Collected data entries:
----------------------------------------

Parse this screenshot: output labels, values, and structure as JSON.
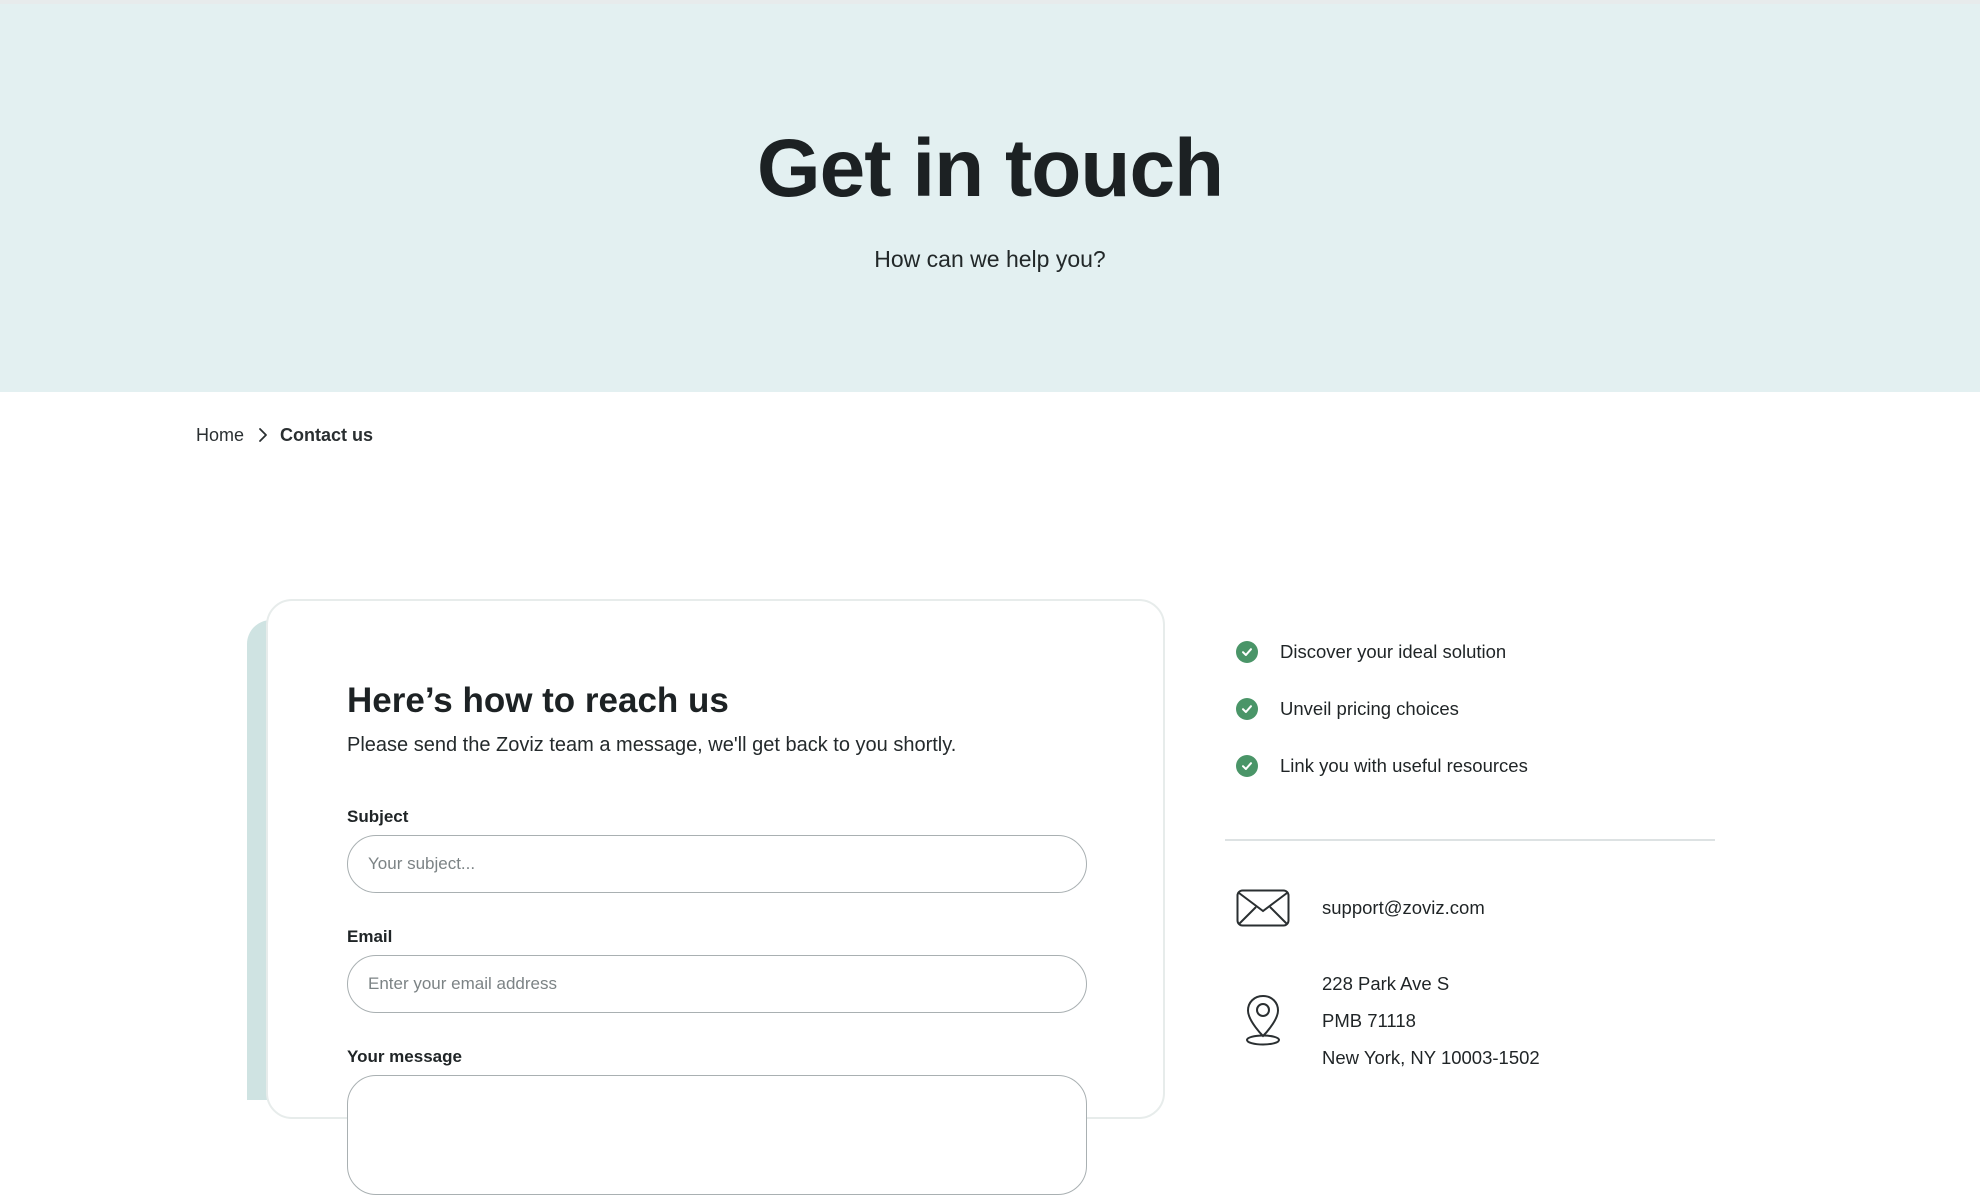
{
  "hero": {
    "title": "Get in touch",
    "subtitle": "How can we help you?",
    "background_color": "#e3f0f1"
  },
  "breadcrumb": {
    "home": "Home",
    "current": "Contact us"
  },
  "form_card": {
    "heading": "Here’s how to reach us",
    "intro": "Please send the Zoviz team a message, we'll get back to you shortly.",
    "fields": {
      "subject": {
        "label": "Subject",
        "placeholder": "Your subject...",
        "value": ""
      },
      "email": {
        "label": "Email",
        "placeholder": "Enter your email address",
        "value": ""
      },
      "message": {
        "label": "Your message",
        "value": ""
      }
    },
    "accent_color": "#cfe3e2"
  },
  "benefits": {
    "items": [
      {
        "label": "Discover your ideal solution",
        "icon": "check-circle-icon"
      },
      {
        "label": "Unveil pricing choices",
        "icon": "check-circle-icon"
      },
      {
        "label": "Link you with useful resources",
        "icon": "check-circle-icon"
      }
    ],
    "check_color": "#4a9568"
  },
  "contact": {
    "email": {
      "icon": "envelope-icon",
      "value": "support@zoviz.com"
    },
    "address": {
      "icon": "map-pin-icon",
      "lines": [
        "228 Park Ave S",
        "PMB 71118",
        "New York, NY 10003-1502"
      ]
    }
  }
}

----------------------------------------

Stated exercise -> Leave out the pictures and copy everything else in the records word for word.

Answer to the task ->
Parse this screenshot: output labels, values, and structure as JSON.
{
  "hero": {
    "title": "Get in touch",
    "subtitle": "How can we help you?",
    "background_color": "#e3f0f1"
  },
  "breadcrumb": {
    "home": "Home",
    "current": "Contact us"
  },
  "form_card": {
    "heading": "Here’s how to reach us",
    "intro": "Please send the Zoviz team a message, we'll get back to you shortly.",
    "fields": {
      "subject": {
        "label": "Subject",
        "placeholder": "Your subject...",
        "value": ""
      },
      "email": {
        "label": "Email",
        "placeholder": "Enter your email address",
        "value": ""
      },
      "message": {
        "label": "Your message",
        "value": ""
      }
    },
    "accent_color": "#cfe3e2"
  },
  "benefits": {
    "items": [
      {
        "label": "Discover your ideal solution",
        "icon": "check-circle-icon"
      },
      {
        "label": "Unveil pricing choices",
        "icon": "check-circle-icon"
      },
      {
        "label": "Link you with useful resources",
        "icon": "check-circle-icon"
      }
    ],
    "check_color": "#4a9568"
  },
  "contact": {
    "email": {
      "icon": "envelope-icon",
      "value": "support@zoviz.com"
    },
    "address": {
      "icon": "map-pin-icon",
      "lines": [
        "228 Park Ave S",
        "PMB 71118",
        "New York, NY 10003-1502"
      ]
    }
  }
}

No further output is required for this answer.